# PROBLEM TO SOLVE
Compile every line that includes the word "shown".

# DATASET RECORDS
————————

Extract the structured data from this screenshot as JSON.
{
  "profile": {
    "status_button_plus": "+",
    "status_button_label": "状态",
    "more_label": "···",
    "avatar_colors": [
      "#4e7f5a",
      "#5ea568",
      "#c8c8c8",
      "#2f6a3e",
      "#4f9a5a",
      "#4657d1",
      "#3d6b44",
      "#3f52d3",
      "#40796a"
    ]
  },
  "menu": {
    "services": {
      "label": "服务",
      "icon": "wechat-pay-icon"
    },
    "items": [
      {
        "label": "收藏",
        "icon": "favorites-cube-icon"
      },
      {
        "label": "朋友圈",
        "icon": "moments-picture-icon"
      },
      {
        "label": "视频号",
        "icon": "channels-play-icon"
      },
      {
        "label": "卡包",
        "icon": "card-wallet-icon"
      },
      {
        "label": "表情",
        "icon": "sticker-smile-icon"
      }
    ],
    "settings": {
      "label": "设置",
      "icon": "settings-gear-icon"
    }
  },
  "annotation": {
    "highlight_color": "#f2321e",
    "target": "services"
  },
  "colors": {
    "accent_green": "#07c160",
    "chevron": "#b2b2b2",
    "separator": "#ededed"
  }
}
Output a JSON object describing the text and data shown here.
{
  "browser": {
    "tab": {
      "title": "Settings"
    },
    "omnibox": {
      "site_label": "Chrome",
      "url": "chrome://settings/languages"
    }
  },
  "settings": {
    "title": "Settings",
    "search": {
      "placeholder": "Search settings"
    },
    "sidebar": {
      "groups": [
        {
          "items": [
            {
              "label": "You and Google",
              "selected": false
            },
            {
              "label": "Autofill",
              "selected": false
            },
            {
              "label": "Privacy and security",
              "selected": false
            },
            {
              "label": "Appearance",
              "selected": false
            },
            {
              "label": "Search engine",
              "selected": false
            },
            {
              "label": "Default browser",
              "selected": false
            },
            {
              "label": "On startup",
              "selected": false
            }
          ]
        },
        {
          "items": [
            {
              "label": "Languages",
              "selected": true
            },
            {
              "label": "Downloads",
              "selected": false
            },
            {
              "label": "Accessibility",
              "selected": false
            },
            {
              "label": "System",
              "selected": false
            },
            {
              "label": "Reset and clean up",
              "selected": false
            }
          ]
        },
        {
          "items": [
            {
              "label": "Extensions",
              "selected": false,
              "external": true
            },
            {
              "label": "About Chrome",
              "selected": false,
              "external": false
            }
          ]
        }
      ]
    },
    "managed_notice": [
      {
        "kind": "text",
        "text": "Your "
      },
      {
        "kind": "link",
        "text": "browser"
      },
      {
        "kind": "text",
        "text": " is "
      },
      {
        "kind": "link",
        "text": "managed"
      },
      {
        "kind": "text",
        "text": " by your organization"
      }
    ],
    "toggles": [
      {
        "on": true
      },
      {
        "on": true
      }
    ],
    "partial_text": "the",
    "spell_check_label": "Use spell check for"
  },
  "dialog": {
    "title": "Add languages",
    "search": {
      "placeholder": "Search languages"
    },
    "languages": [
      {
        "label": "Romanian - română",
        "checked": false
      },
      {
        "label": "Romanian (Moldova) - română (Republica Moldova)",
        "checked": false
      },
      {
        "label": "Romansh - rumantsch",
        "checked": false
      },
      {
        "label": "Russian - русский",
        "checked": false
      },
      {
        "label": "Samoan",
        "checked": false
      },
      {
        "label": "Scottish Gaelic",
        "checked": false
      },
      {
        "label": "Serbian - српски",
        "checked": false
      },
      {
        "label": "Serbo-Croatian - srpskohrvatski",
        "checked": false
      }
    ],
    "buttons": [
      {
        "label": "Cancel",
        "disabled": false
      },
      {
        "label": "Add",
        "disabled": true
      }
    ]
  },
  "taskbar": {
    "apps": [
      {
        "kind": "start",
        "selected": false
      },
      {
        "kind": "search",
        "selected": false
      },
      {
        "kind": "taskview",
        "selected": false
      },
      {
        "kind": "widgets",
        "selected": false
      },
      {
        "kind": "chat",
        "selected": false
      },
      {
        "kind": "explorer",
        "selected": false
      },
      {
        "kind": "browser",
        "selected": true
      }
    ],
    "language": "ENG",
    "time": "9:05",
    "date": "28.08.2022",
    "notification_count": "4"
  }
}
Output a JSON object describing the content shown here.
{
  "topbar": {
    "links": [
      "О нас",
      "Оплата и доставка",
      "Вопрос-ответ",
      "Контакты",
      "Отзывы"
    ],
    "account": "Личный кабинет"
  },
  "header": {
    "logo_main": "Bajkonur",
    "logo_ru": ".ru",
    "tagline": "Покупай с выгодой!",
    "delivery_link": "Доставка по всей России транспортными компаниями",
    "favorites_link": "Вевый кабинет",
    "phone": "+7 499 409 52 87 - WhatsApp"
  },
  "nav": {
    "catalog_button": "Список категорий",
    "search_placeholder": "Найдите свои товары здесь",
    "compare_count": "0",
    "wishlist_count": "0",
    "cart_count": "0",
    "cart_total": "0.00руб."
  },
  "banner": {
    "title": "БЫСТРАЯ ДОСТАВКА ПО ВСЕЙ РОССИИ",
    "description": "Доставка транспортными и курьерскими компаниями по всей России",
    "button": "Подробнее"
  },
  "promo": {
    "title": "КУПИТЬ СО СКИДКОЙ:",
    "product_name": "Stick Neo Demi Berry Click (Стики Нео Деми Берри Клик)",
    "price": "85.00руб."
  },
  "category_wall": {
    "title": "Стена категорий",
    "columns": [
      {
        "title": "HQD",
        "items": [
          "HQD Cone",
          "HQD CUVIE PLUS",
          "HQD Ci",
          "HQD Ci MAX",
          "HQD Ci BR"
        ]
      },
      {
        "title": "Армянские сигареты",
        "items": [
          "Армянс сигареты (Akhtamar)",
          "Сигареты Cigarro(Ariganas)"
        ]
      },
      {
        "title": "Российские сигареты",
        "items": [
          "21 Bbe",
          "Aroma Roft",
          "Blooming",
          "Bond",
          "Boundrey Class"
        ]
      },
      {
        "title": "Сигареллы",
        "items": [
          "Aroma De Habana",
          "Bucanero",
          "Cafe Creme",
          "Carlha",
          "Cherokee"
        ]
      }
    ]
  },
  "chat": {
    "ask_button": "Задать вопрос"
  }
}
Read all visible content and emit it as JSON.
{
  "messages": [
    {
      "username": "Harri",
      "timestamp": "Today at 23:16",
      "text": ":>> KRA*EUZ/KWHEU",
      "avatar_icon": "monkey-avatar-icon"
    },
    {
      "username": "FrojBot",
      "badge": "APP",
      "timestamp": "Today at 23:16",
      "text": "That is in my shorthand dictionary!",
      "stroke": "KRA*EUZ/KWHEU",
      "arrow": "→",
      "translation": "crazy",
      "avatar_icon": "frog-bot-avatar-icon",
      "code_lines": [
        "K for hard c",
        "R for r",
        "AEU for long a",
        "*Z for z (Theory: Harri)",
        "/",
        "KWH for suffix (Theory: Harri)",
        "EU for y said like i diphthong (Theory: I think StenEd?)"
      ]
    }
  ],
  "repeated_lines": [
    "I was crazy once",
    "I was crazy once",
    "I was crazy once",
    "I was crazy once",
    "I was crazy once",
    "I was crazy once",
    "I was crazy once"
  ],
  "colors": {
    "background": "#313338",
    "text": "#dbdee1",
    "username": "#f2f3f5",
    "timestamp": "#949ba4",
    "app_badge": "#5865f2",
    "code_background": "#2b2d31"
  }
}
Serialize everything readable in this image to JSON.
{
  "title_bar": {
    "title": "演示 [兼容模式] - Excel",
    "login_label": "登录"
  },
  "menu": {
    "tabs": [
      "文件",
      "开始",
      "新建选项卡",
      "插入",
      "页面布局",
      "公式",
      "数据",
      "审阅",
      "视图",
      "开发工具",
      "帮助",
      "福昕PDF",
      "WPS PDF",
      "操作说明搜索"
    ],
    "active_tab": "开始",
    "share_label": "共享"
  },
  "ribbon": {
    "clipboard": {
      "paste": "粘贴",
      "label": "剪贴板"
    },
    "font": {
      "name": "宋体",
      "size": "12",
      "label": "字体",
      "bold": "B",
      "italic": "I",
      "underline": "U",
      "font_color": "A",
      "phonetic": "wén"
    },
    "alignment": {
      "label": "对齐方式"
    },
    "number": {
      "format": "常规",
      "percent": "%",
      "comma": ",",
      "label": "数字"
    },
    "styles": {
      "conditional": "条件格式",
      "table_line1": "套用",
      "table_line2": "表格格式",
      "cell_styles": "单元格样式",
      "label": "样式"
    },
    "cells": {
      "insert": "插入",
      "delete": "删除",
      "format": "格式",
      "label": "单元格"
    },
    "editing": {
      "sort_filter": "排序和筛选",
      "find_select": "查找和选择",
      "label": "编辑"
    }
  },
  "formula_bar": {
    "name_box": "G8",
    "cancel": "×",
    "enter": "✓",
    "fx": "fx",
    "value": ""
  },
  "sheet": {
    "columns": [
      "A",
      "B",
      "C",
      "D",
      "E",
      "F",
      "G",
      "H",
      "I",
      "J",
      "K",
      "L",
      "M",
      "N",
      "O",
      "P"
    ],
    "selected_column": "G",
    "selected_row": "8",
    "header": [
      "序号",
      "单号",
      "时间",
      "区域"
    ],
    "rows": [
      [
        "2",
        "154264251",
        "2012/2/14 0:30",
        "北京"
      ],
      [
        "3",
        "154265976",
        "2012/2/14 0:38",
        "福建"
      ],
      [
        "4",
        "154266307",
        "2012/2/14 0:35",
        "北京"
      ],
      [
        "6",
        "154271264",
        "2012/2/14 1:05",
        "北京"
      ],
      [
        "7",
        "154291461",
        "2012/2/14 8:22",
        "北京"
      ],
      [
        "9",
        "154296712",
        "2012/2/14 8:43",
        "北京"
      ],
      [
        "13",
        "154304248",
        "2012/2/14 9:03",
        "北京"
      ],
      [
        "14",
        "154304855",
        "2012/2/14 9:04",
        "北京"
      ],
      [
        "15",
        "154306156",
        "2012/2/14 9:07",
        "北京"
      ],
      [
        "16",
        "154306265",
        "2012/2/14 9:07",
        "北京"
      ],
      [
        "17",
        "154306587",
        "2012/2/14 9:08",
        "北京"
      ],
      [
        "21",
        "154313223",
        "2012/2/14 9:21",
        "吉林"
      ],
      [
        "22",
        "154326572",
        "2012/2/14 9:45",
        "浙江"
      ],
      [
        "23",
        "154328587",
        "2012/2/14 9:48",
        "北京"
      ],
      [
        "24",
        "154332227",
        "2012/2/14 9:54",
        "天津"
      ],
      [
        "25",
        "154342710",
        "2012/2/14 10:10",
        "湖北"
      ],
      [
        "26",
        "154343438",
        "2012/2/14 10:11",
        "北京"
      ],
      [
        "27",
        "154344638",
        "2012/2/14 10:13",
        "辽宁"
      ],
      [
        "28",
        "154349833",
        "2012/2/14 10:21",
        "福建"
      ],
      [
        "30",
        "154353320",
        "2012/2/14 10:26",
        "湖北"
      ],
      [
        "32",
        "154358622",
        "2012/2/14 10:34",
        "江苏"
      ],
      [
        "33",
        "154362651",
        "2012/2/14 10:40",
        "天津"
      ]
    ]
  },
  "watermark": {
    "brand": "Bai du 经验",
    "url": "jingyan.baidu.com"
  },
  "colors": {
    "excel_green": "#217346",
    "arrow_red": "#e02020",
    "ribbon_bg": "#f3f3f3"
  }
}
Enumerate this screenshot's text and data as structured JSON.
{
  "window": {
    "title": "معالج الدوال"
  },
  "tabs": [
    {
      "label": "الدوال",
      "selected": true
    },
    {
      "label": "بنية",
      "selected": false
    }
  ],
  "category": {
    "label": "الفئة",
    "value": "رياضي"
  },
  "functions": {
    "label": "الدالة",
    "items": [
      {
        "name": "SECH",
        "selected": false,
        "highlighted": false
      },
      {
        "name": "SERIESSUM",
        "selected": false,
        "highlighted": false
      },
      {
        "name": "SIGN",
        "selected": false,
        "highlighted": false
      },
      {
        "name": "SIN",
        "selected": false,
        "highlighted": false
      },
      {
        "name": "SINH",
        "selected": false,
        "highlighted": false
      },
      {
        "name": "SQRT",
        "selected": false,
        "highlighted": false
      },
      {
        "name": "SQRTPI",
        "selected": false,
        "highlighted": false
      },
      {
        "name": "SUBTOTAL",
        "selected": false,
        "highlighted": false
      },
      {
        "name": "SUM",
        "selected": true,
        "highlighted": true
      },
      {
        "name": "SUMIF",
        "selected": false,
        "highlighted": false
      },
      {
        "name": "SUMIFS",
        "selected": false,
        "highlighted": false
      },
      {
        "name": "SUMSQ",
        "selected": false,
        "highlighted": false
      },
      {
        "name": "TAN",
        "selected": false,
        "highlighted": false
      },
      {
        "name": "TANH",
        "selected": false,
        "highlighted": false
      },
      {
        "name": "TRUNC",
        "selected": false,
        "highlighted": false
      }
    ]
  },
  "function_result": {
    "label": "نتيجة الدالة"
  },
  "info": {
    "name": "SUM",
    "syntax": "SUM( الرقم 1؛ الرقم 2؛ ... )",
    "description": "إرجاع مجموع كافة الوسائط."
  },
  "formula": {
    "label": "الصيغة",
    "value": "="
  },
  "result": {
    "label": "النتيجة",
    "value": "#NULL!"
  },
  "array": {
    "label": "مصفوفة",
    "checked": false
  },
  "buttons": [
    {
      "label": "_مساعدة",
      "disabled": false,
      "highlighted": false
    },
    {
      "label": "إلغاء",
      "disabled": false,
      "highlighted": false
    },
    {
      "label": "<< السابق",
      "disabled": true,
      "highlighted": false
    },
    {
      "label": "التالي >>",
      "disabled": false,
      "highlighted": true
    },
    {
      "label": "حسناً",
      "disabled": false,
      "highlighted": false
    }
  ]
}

————————

# PROBLEM SOLUTION
Output a JSON object describing the text and data shown here.
Output a JSON object describing the content shown here.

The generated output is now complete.